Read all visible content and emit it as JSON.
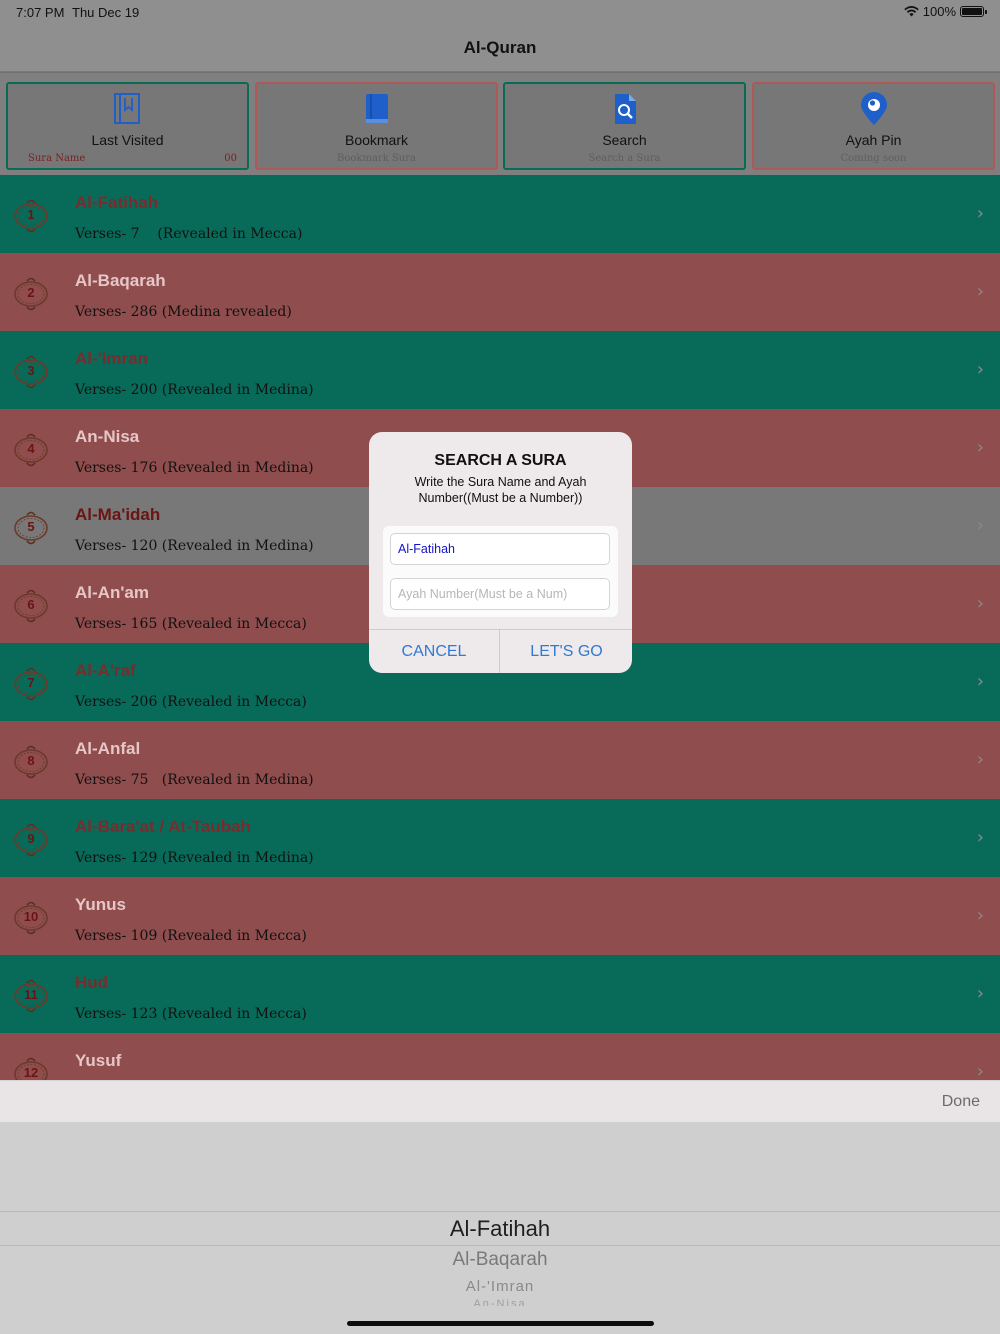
{
  "status": {
    "time": "7:07 PM",
    "date": "Thu Dec 19",
    "battery": "100%"
  },
  "nav": {
    "title": "Al-Quran"
  },
  "tiles": [
    {
      "label": "Last Visited",
      "sub_left": "Sura Name",
      "sub_right": "00",
      "icon": "bookmark-list-icon",
      "accent": "#0a6b55"
    },
    {
      "label": "Bookmark",
      "sub": "Bookmark Sura",
      "icon": "book-icon",
      "accent": "#b05858"
    },
    {
      "label": "Search",
      "sub": "Search a Sura",
      "icon": "file-search-icon",
      "accent": "#0a6b55"
    },
    {
      "label": "Ayah Pin",
      "sub": "Coming soon",
      "icon": "location-pin-icon",
      "accent": "#b05858"
    }
  ],
  "suras": [
    {
      "num": "1",
      "name": "Al-Fatihah",
      "info": "Verses- 7    (Revealed in Mecca)",
      "color": "green"
    },
    {
      "num": "2",
      "name": "Al-Baqarah",
      "info": "Verses- 286 (Medina revealed)",
      "color": "red"
    },
    {
      "num": "3",
      "name": "Al-'Imran",
      "info": "Verses- 200 (Revealed in Medina)",
      "color": "green"
    },
    {
      "num": "4",
      "name": "An-Nisa",
      "info": "Verses- 176 (Revealed in Medina)",
      "color": "red"
    },
    {
      "num": "5",
      "name": "Al-Ma'idah",
      "info": "Verses- 120 (Revealed in Medina)",
      "color": "gray"
    },
    {
      "num": "6",
      "name": "Al-An'am",
      "info": "Verses- 165 (Revealed in Mecca)",
      "color": "red"
    },
    {
      "num": "7",
      "name": "Al-A'raf",
      "info": "Verses- 206 (Revealed in Mecca)",
      "color": "green"
    },
    {
      "num": "8",
      "name": "Al-Anfal",
      "info": "Verses- 75   (Revealed in Medina)",
      "color": "red"
    },
    {
      "num": "9",
      "name": "Al-Bara'at / At-Taubah",
      "info": "Verses- 129 (Revealed in Medina)",
      "color": "green"
    },
    {
      "num": "10",
      "name": "Yunus",
      "info": "Verses- 109 (Revealed in Mecca)",
      "color": "red"
    },
    {
      "num": "11",
      "name": "Hud",
      "info": "Verses- 123 (Revealed in Mecca)",
      "color": "green"
    },
    {
      "num": "12",
      "name": "Yusuf",
      "info": "",
      "color": "red"
    }
  ],
  "alert": {
    "title": "SEARCH A SURA",
    "message": "Write the Sura Name and Ayah Number((Must be a Number))",
    "sura_value": "Al-Fatihah",
    "ayah_placeholder": "Ayah Number(Must be a Num)",
    "cancel_label": "CANCEL",
    "go_label": "LET'S GO"
  },
  "toolbar": {
    "done_label": "Done"
  },
  "picker": {
    "options": [
      "Al-Fatihah",
      "Al-Baqarah",
      "Al-'Imran",
      "An-Nisa"
    ]
  },
  "colors": {
    "green": "#086b59",
    "red": "#8f4d4e",
    "link": "#2f7ad6"
  }
}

* * *

→ **Objective**:
Check each line of the data above for the word "Mecca" and say how many lines contain it, giving nothing besides the number.

→ **Response for this exercise**:
5